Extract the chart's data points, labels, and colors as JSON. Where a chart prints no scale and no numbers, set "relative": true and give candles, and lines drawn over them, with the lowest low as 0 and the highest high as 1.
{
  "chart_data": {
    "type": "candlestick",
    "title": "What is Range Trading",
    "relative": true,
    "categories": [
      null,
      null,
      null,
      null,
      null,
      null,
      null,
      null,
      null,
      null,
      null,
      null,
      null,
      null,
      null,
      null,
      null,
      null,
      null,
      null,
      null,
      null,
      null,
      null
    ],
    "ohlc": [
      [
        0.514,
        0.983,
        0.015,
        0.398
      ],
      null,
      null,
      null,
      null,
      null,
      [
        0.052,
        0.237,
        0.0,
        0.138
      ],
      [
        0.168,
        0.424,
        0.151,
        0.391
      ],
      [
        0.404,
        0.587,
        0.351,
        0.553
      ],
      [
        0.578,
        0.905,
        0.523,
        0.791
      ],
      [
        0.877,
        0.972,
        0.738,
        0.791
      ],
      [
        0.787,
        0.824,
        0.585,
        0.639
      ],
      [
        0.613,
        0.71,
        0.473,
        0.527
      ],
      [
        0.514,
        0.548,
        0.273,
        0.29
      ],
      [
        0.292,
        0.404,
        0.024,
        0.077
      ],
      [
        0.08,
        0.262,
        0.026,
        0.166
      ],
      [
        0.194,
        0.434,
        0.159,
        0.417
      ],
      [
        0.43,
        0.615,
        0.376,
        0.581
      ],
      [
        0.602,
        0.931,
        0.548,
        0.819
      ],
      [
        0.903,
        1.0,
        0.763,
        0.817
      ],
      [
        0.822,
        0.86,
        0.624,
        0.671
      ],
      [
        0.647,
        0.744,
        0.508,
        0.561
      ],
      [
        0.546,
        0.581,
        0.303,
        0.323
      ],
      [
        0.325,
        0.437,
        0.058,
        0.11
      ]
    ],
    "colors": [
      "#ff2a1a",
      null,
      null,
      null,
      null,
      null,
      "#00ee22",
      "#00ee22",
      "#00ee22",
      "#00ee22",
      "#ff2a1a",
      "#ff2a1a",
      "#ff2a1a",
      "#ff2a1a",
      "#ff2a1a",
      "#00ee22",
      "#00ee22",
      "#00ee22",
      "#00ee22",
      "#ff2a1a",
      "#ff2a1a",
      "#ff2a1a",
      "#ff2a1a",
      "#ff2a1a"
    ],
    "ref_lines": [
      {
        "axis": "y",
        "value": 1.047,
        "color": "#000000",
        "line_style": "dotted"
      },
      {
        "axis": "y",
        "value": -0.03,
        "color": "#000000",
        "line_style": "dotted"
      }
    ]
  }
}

* * *

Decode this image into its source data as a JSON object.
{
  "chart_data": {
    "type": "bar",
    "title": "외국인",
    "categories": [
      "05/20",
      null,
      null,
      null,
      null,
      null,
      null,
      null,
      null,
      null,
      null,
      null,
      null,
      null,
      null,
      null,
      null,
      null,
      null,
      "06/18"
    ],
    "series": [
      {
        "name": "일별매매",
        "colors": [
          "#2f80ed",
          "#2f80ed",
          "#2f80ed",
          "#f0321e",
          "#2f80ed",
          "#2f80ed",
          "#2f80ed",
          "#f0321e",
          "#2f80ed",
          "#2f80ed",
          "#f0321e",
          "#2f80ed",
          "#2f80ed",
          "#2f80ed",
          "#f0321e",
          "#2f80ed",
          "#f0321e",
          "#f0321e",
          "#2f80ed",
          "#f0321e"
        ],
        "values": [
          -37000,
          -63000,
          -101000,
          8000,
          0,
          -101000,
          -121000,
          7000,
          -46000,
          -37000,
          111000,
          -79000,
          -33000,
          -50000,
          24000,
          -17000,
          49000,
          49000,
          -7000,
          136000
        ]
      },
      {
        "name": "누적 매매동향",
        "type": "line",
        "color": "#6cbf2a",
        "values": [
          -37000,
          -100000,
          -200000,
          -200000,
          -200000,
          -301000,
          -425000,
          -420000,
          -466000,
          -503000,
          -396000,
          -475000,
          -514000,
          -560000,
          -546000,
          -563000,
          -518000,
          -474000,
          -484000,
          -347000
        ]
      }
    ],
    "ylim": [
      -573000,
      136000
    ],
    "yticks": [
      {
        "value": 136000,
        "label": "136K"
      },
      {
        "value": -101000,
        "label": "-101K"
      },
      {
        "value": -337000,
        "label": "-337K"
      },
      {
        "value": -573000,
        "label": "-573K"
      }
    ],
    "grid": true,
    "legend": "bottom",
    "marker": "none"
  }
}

Short problem ▸ Say how many lines in this material hold "colors", and say nothing else.

Expected answer ▸ 3